[Some records]
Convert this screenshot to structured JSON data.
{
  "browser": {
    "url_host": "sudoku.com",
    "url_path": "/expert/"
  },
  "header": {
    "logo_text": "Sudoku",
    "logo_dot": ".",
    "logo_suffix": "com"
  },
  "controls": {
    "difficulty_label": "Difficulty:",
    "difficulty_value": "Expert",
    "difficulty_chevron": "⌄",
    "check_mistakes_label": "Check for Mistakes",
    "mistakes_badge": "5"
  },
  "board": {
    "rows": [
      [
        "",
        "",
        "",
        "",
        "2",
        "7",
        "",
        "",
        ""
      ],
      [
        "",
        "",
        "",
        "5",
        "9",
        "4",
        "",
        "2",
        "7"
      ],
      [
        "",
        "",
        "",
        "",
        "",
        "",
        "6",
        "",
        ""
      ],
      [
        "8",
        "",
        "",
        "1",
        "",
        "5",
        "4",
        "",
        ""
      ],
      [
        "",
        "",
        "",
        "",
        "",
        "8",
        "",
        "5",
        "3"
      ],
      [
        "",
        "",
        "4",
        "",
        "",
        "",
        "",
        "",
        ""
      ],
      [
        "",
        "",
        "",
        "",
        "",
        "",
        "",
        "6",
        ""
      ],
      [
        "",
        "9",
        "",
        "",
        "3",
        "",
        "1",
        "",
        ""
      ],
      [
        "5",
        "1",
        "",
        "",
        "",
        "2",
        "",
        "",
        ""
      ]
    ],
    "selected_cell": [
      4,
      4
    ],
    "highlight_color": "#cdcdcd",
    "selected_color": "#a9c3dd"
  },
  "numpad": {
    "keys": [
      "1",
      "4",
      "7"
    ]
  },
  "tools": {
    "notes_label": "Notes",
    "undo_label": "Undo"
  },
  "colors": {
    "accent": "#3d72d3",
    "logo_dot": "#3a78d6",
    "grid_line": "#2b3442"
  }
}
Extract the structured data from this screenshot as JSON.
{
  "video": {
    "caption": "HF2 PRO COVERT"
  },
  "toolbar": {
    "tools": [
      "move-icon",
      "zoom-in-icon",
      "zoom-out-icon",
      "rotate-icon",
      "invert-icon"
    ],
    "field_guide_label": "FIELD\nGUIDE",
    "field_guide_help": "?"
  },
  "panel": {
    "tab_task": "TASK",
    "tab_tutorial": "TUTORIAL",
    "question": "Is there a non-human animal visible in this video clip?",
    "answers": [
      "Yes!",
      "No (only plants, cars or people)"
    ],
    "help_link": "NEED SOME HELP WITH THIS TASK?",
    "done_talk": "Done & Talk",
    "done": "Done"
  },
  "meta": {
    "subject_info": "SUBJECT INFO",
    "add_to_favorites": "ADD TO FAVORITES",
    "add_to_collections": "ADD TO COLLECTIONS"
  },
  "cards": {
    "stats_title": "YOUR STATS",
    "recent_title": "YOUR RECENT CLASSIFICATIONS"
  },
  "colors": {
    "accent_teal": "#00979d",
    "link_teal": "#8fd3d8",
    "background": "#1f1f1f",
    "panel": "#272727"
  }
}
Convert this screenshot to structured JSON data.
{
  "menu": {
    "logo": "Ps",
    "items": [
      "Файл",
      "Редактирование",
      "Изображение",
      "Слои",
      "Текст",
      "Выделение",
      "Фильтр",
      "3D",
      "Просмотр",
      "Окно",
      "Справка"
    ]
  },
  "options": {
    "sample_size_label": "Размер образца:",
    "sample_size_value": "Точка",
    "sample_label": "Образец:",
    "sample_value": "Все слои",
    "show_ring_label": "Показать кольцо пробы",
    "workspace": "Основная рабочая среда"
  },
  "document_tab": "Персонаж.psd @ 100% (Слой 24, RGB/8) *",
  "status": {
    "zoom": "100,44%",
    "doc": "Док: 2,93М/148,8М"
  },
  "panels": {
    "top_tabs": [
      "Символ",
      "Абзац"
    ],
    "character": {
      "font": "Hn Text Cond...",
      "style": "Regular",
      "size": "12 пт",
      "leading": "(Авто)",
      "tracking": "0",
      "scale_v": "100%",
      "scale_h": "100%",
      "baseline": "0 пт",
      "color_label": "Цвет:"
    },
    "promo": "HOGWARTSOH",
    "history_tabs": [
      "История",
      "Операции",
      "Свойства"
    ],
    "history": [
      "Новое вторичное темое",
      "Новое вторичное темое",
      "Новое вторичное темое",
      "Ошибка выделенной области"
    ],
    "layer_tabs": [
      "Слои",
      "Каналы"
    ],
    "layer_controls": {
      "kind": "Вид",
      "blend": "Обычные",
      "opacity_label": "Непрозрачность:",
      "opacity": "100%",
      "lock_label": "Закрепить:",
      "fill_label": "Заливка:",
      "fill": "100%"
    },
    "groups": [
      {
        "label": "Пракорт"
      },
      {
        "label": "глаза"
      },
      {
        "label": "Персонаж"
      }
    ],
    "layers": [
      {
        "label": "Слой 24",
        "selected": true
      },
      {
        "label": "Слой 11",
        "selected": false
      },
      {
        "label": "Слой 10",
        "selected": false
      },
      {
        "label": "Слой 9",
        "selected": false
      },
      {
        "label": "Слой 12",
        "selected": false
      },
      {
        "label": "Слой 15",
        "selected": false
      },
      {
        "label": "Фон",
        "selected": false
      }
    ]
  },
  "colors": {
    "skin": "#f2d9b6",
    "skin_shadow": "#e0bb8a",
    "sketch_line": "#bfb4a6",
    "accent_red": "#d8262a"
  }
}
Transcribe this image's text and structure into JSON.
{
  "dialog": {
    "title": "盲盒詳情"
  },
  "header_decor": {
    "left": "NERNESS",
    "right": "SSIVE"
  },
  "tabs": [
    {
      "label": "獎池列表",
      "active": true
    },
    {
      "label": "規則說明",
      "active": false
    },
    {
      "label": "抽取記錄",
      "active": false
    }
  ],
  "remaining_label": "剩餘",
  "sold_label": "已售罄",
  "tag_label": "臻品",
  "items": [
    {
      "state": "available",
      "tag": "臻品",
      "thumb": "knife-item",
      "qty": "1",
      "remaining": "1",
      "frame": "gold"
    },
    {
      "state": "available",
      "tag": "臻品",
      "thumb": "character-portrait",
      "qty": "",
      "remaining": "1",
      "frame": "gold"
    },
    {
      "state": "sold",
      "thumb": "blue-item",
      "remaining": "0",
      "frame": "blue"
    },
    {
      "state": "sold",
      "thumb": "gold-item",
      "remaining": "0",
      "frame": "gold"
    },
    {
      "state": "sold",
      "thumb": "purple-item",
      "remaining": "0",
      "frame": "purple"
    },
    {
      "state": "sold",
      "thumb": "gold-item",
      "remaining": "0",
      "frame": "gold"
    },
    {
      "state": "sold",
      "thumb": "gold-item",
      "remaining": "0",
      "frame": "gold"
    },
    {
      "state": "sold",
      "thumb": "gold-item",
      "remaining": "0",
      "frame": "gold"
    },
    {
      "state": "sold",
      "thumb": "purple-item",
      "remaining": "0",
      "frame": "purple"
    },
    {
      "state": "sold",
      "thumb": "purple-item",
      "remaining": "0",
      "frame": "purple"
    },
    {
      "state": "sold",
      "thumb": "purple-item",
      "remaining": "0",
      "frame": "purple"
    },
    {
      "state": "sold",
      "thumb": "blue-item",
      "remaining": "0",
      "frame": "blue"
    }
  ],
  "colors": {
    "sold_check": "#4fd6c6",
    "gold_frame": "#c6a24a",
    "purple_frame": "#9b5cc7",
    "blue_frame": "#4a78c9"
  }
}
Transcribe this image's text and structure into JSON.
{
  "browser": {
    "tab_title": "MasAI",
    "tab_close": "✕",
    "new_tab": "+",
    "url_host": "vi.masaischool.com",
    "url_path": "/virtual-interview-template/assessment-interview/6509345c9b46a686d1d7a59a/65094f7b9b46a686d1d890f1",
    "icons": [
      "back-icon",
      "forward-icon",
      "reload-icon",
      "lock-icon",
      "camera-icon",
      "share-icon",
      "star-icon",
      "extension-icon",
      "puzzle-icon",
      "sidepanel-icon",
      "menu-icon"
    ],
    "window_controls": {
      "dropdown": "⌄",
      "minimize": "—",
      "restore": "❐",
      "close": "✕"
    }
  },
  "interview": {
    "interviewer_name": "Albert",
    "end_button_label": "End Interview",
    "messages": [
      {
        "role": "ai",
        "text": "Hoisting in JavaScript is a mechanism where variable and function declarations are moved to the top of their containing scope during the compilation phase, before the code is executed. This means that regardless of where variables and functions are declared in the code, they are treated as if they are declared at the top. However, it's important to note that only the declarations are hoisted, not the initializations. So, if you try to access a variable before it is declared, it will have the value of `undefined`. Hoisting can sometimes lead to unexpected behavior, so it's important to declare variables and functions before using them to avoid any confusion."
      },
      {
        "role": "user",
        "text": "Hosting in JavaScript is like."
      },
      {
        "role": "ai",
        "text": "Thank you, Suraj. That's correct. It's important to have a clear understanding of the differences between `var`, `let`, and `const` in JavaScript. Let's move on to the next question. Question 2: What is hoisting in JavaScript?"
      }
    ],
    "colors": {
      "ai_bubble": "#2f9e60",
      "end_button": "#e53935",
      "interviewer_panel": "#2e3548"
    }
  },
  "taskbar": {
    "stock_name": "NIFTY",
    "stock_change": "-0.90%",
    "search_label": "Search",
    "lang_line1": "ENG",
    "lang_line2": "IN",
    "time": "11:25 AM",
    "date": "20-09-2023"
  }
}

=== Task goal ===
What is the number of lines above that hold the string "Персонаж"? Answer with that number alone.

=== Task answer ===
2